> _Job_: Only the number is wanted: how many lines of these entries contain the word "loss"?

begin Extracted records

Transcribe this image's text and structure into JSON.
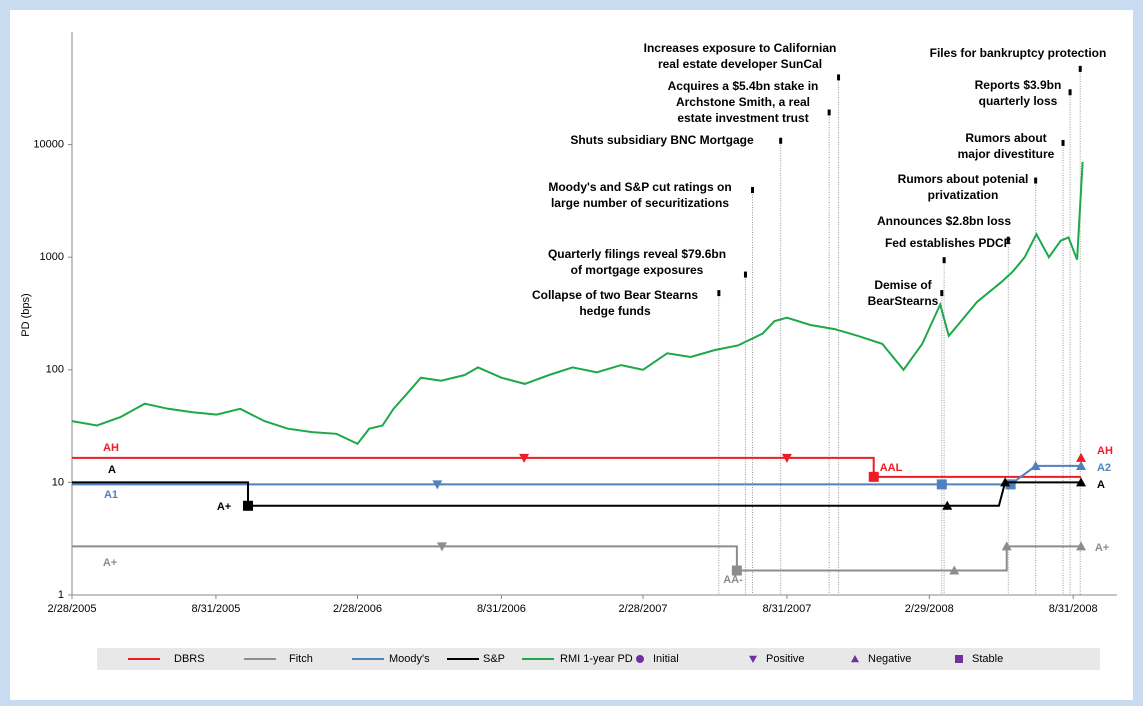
{
  "chart_data": {
    "type": "line",
    "y_label": "PD (bps)",
    "log_scale": true,
    "xlim": [
      "2/28/2005",
      "10/26/2008"
    ],
    "xticks": [
      "2/28/2005",
      "8/31/2005",
      "2/28/2006",
      "8/31/2006",
      "2/28/2007",
      "8/31/2007",
      "2/29/2008",
      "8/31/2008"
    ],
    "ylim": [
      1,
      100000
    ],
    "yticks": [
      1,
      10,
      100,
      1000,
      10000
    ],
    "marker_color": "#7030a0",
    "marker_legend": [
      {
        "name": "Initial",
        "shape": "circle"
      },
      {
        "name": "Positive",
        "shape": "down"
      },
      {
        "name": "Negative",
        "shape": "up"
      },
      {
        "name": "Stable",
        "shape": "square"
      }
    ],
    "series": [
      {
        "name": "DBRS",
        "color": "#ee1c25",
        "x": [
          "2/28/2005",
          "12/20/2007",
          "12/20/2007",
          "9/10/2008"
        ],
        "values": [
          16.5,
          16.5,
          11.2,
          11.2
        ],
        "markers": [
          {
            "x": "9/29/2006",
            "value": 16.5,
            "shape": "down"
          },
          {
            "x": "8/31/2007",
            "value": 16.5,
            "shape": "down"
          },
          {
            "x": "12/20/2007",
            "value": 11.2,
            "shape": "square"
          },
          {
            "x": "9/10/2008",
            "value": 16.5,
            "shape": "up"
          }
        ],
        "labels": [
          "AH",
          "AAL",
          "AH"
        ]
      },
      {
        "name": "Fitch",
        "color": "#8c8c8c",
        "x": [
          "2/28/2005",
          "6/28/2007",
          "6/28/2007",
          "6/7/2008",
          "6/7/2008",
          "9/10/2008"
        ],
        "values": [
          2.7,
          2.7,
          1.65,
          1.65,
          2.7,
          2.7
        ],
        "markers": [
          {
            "x": "6/16/2006",
            "value": 2.7,
            "shape": "down"
          },
          {
            "x": "6/28/2007",
            "value": 1.65,
            "shape": "square"
          },
          {
            "x": "4/1/2008",
            "value": 1.65,
            "shape": "up"
          },
          {
            "x": "6/7/2008",
            "value": 2.7,
            "shape": "up"
          },
          {
            "x": "9/10/2008",
            "value": 2.7,
            "shape": "up"
          }
        ],
        "labels": [
          "A+",
          "AA-",
          "A+"
        ]
      },
      {
        "name": "Moody's",
        "color": "#4f81bd",
        "x": [
          "2/28/2005",
          "6/12/2008",
          "7/14/2008",
          "9/10/2008"
        ],
        "values": [
          9.6,
          9.6,
          14,
          14
        ],
        "markers": [
          {
            "x": "6/10/2006",
            "value": 9.6,
            "shape": "down"
          },
          {
            "x": "3/16/2008",
            "value": 9.6,
            "shape": "square"
          },
          {
            "x": "6/12/2008",
            "value": 9.6,
            "shape": "square"
          },
          {
            "x": "7/14/2008",
            "value": 14,
            "shape": "up"
          },
          {
            "x": "9/10/2008",
            "value": 14,
            "shape": "up"
          }
        ],
        "labels": [
          "A1",
          "A2"
        ]
      },
      {
        "name": "S&P",
        "color": "#000000",
        "x": [
          "2/28/2005",
          "10/11/2005",
          "10/11/2005",
          "5/28/2008",
          "6/5/2008",
          "9/10/2008"
        ],
        "values": [
          10,
          10,
          6.2,
          6.2,
          10,
          10
        ],
        "markers": [
          {
            "x": "10/11/2005",
            "value": 6.2,
            "shape": "square"
          },
          {
            "x": "3/23/2008",
            "value": 6.2,
            "shape": "up"
          },
          {
            "x": "6/5/2008",
            "value": 10,
            "shape": "up"
          },
          {
            "x": "9/10/2008",
            "value": 10,
            "shape": "up"
          }
        ],
        "labels": [
          "A",
          "A+",
          "A"
        ]
      },
      {
        "name": "RMI 1-year PD",
        "color": "#1fa84a",
        "x": [
          "2/28/2005",
          "4/1/2005",
          "5/1/2005",
          "6/1/2005",
          "7/1/2005",
          "8/1/2005",
          "9/1/2005",
          "10/1/2005",
          "11/1/2005",
          "12/1/2005",
          "1/1/2006",
          "2/1/2006",
          "2/28/2006",
          "3/15/2006",
          "4/1/2006",
          "4/15/2006",
          "5/1/2006",
          "5/20/2006",
          "6/15/2006",
          "7/15/2006",
          "8/1/2006",
          "8/31/2006",
          "9/30/2006",
          "10/31/2006",
          "11/30/2006",
          "12/31/2006",
          "1/31/2007",
          "2/28/2007",
          "3/31/2007",
          "4/30/2007",
          "5/31/2007",
          "6/30/2007",
          "7/31/2007",
          "8/15/2007",
          "8/31/2007",
          "9/30/2007",
          "10/31/2007",
          "11/30/2007",
          "12/31/2007",
          "1/27/2008",
          "2/20/2008",
          "3/14/2008",
          "3/25/2008",
          "4/30/2008",
          "5/31/2008",
          "6/15/2008",
          "6/30/2008",
          "7/15/2008",
          "7/31/2008",
          "8/15/2008",
          "8/25/2008",
          "9/5/2008",
          "9/12/2008"
        ],
        "values": [
          35,
          32,
          38,
          50,
          45,
          42,
          40,
          45,
          35,
          30,
          28,
          27,
          22,
          30,
          32,
          45,
          60,
          85,
          80,
          90,
          105,
          85,
          75,
          90,
          105,
          95,
          110,
          100,
          140,
          130,
          150,
          165,
          210,
          270,
          290,
          250,
          230,
          200,
          170,
          100,
          170,
          380,
          200,
          400,
          600,
          750,
          1000,
          1600,
          1000,
          1400,
          1500,
          950,
          7000
        ]
      }
    ],
    "events": [
      {
        "date": "6/5/2007",
        "top": 510,
        "label": [
          "Collapse of two Bear Stearns",
          "hedge funds"
        ]
      },
      {
        "date": "7/9/2007",
        "top": 745,
        "label": [
          "Quarterly filings reveal $79.6bn",
          "of mortgage exposures"
        ]
      },
      {
        "date": "7/18/2007",
        "top": 4200,
        "label": [
          "Moody's and S&P cut ratings on",
          "large number of securitizations"
        ]
      },
      {
        "date": "8/23/2007",
        "top": 11500,
        "label": [
          "Shuts subsidiary BNC Mortgage"
        ]
      },
      {
        "date": "10/24/2007",
        "top": 20500,
        "label": [
          "Acquires a $5.4bn stake in",
          "Archstone Smith, a real",
          "estate investment trust"
        ]
      },
      {
        "date": "11/5/2007",
        "top": 42000,
        "label": [
          "Increases exposure to Californian",
          "real estate developer SunCal"
        ]
      },
      {
        "date": "3/16/2008",
        "top": 510,
        "label": [
          "Demise of",
          "BearStearns"
        ]
      },
      {
        "date": "3/19/2008",
        "top": 1000,
        "label": [
          "Fed establishes PDCF"
        ]
      },
      {
        "date": "6/9/2008",
        "top": 1520,
        "label": [
          "Announces $2.8bn loss"
        ]
      },
      {
        "date": "7/14/2008",
        "top": 5100,
        "label": [
          "Rumors about potenial",
          "privatization"
        ]
      },
      {
        "date": "8/18/2008",
        "top": 11000,
        "label": [
          "Rumors about",
          "major divestiture"
        ]
      },
      {
        "date": "8/27/2008",
        "top": 31000,
        "label": [
          "Reports $3.9bn",
          "quarterly loss"
        ]
      },
      {
        "date": "9/9/2008",
        "top": 50000,
        "label": [
          "Files for bankruptcy protection"
        ]
      }
    ]
  }
}
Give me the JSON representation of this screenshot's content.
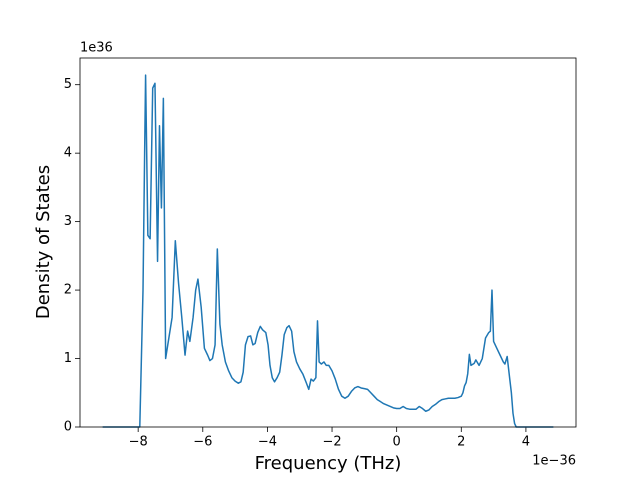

end Extracted records

> _Worked solution_: 2